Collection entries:
>>

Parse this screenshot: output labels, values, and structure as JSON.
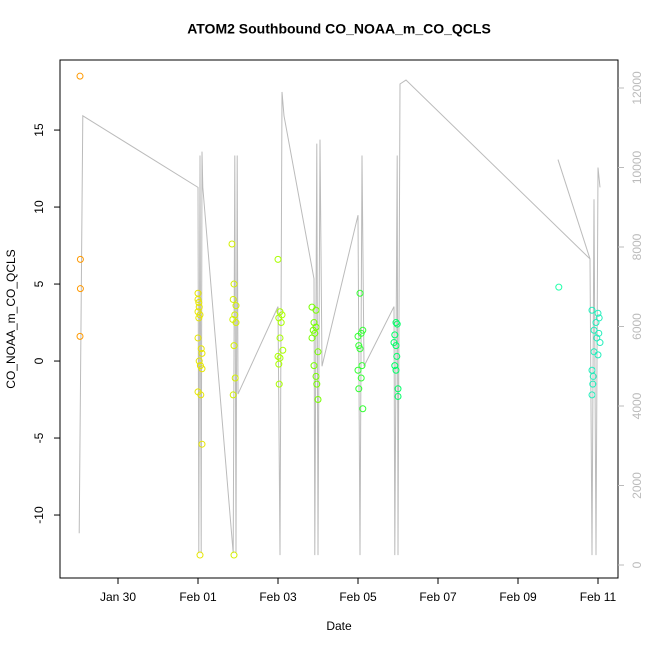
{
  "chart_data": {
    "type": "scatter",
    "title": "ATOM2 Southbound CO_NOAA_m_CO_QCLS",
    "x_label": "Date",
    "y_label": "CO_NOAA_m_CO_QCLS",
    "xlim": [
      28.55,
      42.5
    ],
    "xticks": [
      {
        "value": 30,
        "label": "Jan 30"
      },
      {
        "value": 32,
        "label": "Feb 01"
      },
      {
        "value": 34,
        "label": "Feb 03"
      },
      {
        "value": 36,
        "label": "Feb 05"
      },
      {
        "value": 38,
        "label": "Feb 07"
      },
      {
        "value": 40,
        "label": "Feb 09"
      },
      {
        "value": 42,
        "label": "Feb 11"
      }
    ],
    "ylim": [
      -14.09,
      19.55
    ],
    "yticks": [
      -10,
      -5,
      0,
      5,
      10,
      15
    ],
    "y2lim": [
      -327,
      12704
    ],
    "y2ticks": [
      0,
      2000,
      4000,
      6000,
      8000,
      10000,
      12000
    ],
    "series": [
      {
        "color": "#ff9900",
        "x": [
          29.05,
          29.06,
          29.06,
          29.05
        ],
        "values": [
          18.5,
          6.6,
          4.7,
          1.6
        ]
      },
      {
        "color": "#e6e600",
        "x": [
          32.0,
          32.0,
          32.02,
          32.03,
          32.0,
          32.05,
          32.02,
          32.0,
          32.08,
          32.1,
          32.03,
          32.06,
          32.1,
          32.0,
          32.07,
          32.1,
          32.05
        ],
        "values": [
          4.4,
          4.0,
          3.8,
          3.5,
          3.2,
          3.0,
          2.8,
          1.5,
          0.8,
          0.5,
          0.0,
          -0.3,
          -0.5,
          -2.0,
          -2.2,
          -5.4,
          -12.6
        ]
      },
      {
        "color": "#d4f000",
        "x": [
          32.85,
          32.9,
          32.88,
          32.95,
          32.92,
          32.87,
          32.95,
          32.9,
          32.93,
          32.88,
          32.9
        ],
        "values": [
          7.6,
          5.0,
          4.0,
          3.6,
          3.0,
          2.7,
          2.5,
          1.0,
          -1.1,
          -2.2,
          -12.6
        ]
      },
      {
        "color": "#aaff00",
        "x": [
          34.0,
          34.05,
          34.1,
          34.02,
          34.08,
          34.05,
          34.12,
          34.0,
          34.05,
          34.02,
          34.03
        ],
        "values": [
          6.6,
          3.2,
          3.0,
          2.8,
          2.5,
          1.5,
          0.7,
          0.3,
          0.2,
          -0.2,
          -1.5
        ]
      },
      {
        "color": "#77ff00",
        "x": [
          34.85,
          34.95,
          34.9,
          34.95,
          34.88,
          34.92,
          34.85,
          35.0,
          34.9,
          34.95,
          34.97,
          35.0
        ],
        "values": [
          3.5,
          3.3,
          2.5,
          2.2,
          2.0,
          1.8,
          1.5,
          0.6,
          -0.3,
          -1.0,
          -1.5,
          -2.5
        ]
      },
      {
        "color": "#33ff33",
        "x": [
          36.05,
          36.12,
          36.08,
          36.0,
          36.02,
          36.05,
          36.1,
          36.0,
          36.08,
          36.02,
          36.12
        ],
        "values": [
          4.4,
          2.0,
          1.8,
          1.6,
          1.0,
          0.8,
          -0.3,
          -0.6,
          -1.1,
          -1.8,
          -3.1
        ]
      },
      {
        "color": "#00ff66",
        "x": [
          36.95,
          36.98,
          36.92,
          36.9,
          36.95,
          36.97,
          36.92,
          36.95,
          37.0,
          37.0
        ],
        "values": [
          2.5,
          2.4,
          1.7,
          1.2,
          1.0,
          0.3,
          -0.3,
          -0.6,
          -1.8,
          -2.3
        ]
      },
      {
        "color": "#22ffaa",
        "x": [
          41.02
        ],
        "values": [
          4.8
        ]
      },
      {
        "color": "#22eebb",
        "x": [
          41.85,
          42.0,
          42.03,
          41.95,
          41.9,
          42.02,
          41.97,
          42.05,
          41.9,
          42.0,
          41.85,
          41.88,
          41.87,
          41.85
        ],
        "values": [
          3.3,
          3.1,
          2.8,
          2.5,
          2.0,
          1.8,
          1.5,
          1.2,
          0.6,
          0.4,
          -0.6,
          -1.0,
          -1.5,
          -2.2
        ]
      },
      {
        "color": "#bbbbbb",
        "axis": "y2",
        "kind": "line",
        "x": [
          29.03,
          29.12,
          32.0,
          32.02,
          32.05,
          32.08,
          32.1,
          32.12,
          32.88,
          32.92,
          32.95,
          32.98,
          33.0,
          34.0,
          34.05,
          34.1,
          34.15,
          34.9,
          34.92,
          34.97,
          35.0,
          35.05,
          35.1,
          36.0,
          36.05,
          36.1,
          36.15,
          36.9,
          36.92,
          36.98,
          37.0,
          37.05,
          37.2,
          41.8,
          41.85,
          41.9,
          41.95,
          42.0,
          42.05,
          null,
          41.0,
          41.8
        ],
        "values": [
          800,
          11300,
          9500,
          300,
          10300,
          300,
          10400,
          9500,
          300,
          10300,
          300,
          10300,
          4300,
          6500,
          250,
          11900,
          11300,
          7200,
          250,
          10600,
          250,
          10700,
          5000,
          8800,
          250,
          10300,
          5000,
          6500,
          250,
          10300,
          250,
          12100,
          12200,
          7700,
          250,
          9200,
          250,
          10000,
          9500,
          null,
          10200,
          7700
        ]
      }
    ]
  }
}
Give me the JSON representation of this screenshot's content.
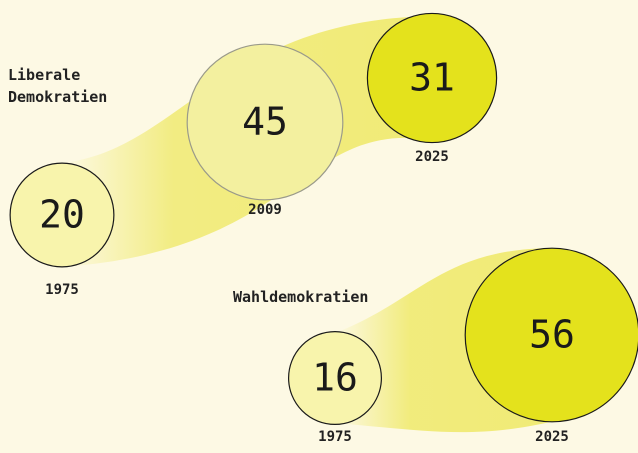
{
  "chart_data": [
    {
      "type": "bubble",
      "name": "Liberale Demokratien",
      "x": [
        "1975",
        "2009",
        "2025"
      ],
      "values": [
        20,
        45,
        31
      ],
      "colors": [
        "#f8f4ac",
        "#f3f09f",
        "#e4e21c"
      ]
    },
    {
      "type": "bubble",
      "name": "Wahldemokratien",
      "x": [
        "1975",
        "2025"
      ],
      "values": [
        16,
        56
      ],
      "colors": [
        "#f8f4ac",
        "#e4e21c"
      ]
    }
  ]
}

<<

* INSTRUCTIONS FOR THE TASK:
Leave the images out and output the remaining material exactly as it stands.

* THE OUTPUT:
Parse this screenshot: output labels, values, and structure as JSON.
{
  "chart_data": {
    "type": "scatter",
    "title": "ATOM2 Southbound CO_NOAA_m_CO_QCLS",
    "x_label": "Date",
    "y_label": "CO_NOAA_m_CO_QCLS",
    "xlim": [
      28.55,
      42.5
    ],
    "xticks": [
      {
        "value": 30,
        "label": "Jan 30"
      },
      {
        "value": 32,
        "label": "Feb 01"
      },
      {
        "value": 34,
        "label": "Feb 03"
      },
      {
        "value": 36,
        "label": "Feb 05"
      },
      {
        "value": 38,
        "label": "Feb 07"
      },
      {
        "value": 40,
        "label": "Feb 09"
      },
      {
        "value": 42,
        "label": "Feb 11"
      }
    ],
    "ylim": [
      -14.09,
      19.55
    ],
    "yticks": [
      -10,
      -5,
      0,
      5,
      10,
      15
    ],
    "y2lim": [
      -327,
      12704
    ],
    "y2ticks": [
      0,
      2000,
      4000,
      6000,
      8000,
      10000,
      12000
    ],
    "series": [
      {
        "color": "#ff9900",
        "x": [
          29.05,
          29.06,
          29.06,
          29.05
        ],
        "values": [
          18.5,
          6.6,
          4.7,
          1.6
        ]
      },
      {
        "color": "#e6e600",
        "x": [
          32.0,
          32.0,
          32.02,
          32.03,
          32.0,
          32.05,
          32.02,
          32.0,
          32.08,
          32.1,
          32.03,
          32.06,
          32.1,
          32.0,
          32.07,
          32.1,
          32.05
        ],
        "values": [
          4.4,
          4.0,
          3.8,
          3.5,
          3.2,
          3.0,
          2.8,
          1.5,
          0.8,
          0.5,
          0.0,
          -0.3,
          -0.5,
          -2.0,
          -2.2,
          -5.4,
          -12.6
        ]
      },
      {
        "color": "#d4f000",
        "x": [
          32.85,
          32.9,
          32.88,
          32.95,
          32.92,
          32.87,
          32.95,
          32.9,
          32.93,
          32.88,
          32.9
        ],
        "values": [
          7.6,
          5.0,
          4.0,
          3.6,
          3.0,
          2.7,
          2.5,
          1.0,
          -1.1,
          -2.2,
          -12.6
        ]
      },
      {
        "color": "#aaff00",
        "x": [
          34.0,
          34.05,
          34.1,
          34.02,
          34.08,
          34.05,
          34.12,
          34.0,
          34.05,
          34.02,
          34.03
        ],
        "values": [
          6.6,
          3.2,
          3.0,
          2.8,
          2.5,
          1.5,
          0.7,
          0.3,
          0.2,
          -0.2,
          -1.5
        ]
      },
      {
        "color": "#77ff00",
        "x": [
          34.85,
          34.95,
          34.9,
          34.95,
          34.88,
          34.92,
          34.85,
          35.0,
          34.9,
          34.95,
          34.97,
          35.0
        ],
        "values": [
          3.5,
          3.3,
          2.5,
          2.2,
          2.0,
          1.8,
          1.5,
          0.6,
          -0.3,
          -1.0,
          -1.5,
          -2.5
        ]
      },
      {
        "color": "#33ff33",
        "x": [
          36.05,
          36.12,
          36.08,
          36.0,
          36.02,
          36.05,
          36.1,
          36.0,
          36.08,
          36.02,
          36.12
        ],
        "values": [
          4.4,
          2.0,
          1.8,
          1.6,
          1.0,
          0.8,
          -0.3,
          -0.6,
          -1.1,
          -1.8,
          -3.1
        ]
      },
      {
        "color": "#00ff66",
        "x": [
          36.95,
          36.98,
          36.92,
          36.9,
          36.95,
          36.97,
          36.92,
          36.95,
          37.0,
          37.0
        ],
        "values": [
          2.5,
          2.4,
          1.7,
          1.2,
          1.0,
          0.3,
          -0.3,
          -0.6,
          -1.8,
          -2.3
        ]
      },
      {
        "color": "#22ffaa",
        "x": [
          41.02
        ],
        "values": [
          4.8
        ]
      },
      {
        "color": "#22eebb",
        "x": [
          41.85,
          42.0,
          42.03,
          41.95,
          41.9,
          42.02,
          41.97,
          42.05,
          41.9,
          42.0,
          41.85,
          41.88,
          41.87,
          41.85
        ],
        "values": [
          3.3,
          3.1,
          2.8,
          2.5,
          2.0,
          1.8,
          1.5,
          1.2,
          0.6,
          0.4,
          -0.6,
          -1.0,
          -1.5,
          -2.2
        ]
      },
      {
        "color": "#bbbbbb",
        "axis": "y2",
        "kind": "line",
        "x": [
          29.03,
          29.12,
          32.0,
          32.02,
          32.05,
          32.08,
          32.1,
          32.12,
          32.88,
          32.92,
          32.95,
          32.98,
          33.0,
          34.0,
          34.05,
          34.1,
          34.15,
          34.9,
          34.92,
          34.97,
          35.0,
          35.05,
          35.1,
          36.0,
          36.05,
          36.1,
          36.15,
          36.9,
          36.92,
          36.98,
          37.0,
          37.05,
          37.2,
          41.8,
          41.85,
          41.9,
          41.95,
          42.0,
          42.05,
          null,
          41.0,
          41.8
        ],
        "values": [
          800,
          11300,
          9500,
          300,
          10300,
          300,
          10400,
          9500,
          300,
          10300,
          300,
          10300,
          4300,
          6500,
          250,
          11900,
          11300,
          7200,
          250,
          10600,
          250,
          10700,
          5000,
          8800,
          250,
          10300,
          5000,
          6500,
          250,
          10300,
          250,
          12100,
          12200,
          7700,
          250,
          9200,
          250,
          10000,
          9500,
          null,
          10200,
          7700
        ]
      }
    ]
  }
}
Give me the JSON representation of this screenshot's content.
{
  "chart_data": [
    {
      "type": "bubble",
      "name": "Liberale Demokratien",
      "x": [
        "1975",
        "2009",
        "2025"
      ],
      "values": [
        20,
        45,
        31
      ],
      "colors": [
        "#f8f4ac",
        "#f3f09f",
        "#e4e21c"
      ]
    },
    {
      "type": "bubble",
      "name": "Wahldemokratien",
      "x": [
        "1975",
        "2025"
      ],
      "values": [
        16,
        56
      ],
      "colors": [
        "#f8f4ac",
        "#e4e21c"
      ]
    }
  ]
}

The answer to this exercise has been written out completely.